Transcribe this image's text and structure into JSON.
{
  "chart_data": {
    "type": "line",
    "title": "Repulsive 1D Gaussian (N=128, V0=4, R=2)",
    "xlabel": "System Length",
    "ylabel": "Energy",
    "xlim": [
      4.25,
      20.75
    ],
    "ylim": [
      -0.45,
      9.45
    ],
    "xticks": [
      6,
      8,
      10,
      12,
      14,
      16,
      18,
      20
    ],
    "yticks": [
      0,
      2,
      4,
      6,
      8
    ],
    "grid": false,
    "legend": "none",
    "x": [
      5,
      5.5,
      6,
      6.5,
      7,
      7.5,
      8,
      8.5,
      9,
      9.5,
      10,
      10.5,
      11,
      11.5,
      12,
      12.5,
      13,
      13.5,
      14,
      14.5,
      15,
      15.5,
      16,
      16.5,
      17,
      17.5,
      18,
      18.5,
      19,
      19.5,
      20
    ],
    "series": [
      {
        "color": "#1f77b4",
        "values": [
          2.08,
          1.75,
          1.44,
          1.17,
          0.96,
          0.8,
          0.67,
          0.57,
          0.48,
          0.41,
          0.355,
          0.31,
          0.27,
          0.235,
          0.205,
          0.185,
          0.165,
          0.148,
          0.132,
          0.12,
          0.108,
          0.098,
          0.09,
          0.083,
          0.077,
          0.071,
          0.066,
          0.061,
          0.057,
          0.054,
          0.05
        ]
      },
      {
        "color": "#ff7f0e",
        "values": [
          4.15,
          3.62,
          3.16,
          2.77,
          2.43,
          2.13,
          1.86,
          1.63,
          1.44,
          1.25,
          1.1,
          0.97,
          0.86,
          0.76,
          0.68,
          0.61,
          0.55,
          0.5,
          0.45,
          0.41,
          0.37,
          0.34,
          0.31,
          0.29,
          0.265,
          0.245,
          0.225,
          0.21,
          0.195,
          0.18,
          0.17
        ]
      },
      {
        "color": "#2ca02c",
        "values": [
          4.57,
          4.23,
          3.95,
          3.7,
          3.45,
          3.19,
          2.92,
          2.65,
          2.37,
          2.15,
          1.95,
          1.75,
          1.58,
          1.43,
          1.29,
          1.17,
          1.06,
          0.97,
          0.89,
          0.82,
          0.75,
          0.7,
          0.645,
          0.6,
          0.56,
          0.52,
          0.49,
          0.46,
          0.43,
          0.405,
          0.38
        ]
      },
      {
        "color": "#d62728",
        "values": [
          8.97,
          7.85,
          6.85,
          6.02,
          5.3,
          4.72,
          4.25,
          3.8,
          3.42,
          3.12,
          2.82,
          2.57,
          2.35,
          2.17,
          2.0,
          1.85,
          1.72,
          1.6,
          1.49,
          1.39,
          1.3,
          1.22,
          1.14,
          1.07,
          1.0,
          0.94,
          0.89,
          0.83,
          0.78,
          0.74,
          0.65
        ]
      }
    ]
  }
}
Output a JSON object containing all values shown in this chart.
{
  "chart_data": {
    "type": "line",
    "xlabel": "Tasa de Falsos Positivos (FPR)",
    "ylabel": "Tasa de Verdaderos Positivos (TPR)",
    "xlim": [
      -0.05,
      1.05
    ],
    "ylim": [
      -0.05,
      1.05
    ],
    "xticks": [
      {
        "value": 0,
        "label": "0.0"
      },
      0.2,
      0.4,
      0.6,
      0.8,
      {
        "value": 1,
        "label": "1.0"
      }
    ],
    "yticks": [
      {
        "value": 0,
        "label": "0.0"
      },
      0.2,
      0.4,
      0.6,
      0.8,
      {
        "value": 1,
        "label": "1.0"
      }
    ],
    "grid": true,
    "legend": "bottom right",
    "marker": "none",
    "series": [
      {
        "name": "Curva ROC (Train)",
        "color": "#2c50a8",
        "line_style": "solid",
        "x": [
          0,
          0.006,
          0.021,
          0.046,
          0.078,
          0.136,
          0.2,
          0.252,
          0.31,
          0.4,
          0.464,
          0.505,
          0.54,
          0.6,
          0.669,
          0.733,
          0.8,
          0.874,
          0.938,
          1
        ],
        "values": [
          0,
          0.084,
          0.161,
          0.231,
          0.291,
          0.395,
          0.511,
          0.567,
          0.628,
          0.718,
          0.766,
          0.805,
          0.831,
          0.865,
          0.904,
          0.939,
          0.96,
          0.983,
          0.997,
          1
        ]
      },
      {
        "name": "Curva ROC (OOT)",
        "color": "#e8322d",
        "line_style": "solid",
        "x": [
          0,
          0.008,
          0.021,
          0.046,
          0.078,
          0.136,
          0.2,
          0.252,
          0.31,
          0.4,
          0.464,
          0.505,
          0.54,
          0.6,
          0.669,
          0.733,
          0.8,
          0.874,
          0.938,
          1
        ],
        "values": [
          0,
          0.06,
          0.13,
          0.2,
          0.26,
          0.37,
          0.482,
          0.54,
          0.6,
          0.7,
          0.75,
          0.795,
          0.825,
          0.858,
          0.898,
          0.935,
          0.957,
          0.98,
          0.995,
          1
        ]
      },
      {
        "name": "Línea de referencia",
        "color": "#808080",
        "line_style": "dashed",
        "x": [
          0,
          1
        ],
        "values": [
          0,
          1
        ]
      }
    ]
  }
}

■ ■ ■ ■ ■ ■ ■

OBJECTIVE ▸ Say how many lines in the entries contain the string "JSON", and leave out everything else.

ANSWER IN FULL ▸ 2